— START Material for this task —

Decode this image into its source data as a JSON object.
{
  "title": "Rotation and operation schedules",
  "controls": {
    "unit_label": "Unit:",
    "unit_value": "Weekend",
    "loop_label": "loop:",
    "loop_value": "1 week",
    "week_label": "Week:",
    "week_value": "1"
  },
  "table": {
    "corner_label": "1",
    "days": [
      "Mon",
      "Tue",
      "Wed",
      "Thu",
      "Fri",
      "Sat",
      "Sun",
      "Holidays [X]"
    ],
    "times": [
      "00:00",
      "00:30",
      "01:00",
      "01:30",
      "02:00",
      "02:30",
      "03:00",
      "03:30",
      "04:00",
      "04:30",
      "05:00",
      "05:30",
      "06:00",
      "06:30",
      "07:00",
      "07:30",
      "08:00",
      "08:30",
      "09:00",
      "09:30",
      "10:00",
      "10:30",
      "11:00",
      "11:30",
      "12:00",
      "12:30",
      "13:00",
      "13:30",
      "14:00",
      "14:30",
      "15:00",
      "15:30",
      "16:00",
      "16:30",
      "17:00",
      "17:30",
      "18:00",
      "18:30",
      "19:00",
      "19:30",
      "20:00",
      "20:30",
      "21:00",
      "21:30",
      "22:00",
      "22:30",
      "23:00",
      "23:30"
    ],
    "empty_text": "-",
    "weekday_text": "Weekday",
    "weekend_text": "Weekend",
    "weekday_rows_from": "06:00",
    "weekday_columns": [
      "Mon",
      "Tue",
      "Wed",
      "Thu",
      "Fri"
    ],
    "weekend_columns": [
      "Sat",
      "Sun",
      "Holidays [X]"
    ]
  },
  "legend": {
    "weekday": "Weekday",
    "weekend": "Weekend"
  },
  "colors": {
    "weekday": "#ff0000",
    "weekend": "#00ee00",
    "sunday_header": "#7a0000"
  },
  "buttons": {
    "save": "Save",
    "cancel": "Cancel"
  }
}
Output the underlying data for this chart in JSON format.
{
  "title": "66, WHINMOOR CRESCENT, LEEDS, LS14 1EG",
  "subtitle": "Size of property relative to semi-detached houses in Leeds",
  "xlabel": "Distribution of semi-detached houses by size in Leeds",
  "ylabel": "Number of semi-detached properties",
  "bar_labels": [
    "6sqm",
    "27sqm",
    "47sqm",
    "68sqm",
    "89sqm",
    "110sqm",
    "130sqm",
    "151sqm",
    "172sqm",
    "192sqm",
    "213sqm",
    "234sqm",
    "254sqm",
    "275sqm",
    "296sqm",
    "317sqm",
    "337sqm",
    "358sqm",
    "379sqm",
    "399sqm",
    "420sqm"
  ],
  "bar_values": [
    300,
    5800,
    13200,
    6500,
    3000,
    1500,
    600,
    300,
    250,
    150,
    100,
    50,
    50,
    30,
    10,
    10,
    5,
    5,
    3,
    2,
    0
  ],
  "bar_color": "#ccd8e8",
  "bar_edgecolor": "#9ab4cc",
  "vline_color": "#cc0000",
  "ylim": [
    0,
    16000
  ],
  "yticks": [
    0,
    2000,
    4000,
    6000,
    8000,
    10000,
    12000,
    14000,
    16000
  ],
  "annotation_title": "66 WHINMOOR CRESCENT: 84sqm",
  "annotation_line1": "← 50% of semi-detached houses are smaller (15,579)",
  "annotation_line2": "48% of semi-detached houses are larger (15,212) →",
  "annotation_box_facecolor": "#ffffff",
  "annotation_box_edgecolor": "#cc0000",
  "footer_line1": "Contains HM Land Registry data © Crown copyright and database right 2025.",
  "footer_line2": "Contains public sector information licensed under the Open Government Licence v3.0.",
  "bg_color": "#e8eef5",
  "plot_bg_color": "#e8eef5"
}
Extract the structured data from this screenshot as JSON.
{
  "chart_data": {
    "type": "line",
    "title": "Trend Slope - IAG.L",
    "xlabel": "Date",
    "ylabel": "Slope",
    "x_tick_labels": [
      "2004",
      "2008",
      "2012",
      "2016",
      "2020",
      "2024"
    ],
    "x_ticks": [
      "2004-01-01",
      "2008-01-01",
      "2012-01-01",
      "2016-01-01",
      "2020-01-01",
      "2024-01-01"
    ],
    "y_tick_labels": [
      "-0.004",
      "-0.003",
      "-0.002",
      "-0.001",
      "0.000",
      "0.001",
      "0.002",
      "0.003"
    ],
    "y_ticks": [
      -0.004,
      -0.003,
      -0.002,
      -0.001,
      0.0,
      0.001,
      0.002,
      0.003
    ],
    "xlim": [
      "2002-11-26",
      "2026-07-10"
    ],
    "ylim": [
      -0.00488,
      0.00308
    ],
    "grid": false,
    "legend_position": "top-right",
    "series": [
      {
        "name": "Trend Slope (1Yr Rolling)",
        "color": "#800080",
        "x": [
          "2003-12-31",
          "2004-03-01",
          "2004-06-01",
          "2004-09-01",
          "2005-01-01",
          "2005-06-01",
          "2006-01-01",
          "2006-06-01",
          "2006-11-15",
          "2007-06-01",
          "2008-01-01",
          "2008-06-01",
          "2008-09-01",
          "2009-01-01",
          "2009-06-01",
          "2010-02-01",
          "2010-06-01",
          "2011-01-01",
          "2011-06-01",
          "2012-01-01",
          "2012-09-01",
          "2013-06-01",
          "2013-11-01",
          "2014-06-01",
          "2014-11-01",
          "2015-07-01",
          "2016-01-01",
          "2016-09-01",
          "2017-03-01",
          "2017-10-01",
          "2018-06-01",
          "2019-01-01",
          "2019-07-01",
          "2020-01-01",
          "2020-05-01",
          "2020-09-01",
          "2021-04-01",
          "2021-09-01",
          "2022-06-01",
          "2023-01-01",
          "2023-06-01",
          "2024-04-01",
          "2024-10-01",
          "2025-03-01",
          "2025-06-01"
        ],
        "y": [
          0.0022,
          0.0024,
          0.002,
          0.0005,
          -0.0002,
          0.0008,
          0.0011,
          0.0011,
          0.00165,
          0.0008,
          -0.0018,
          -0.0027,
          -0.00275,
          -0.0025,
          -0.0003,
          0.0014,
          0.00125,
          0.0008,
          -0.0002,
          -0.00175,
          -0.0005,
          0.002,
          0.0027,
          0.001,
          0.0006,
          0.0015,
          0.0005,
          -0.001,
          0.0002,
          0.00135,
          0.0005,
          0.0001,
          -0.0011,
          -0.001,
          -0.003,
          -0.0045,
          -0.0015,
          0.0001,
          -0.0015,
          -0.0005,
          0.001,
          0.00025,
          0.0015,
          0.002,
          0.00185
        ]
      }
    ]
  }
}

— END Material for this task —

### What you will do
Take every line from the data above that holds "Contains" and copy it out.

### Worked solution
  "footer_line1": "Contains HM Land Registry data © Crown copyright and database right 2025.",
  "footer_line2": "Contains public sector information licensed under the Open Government Licence v3.0.",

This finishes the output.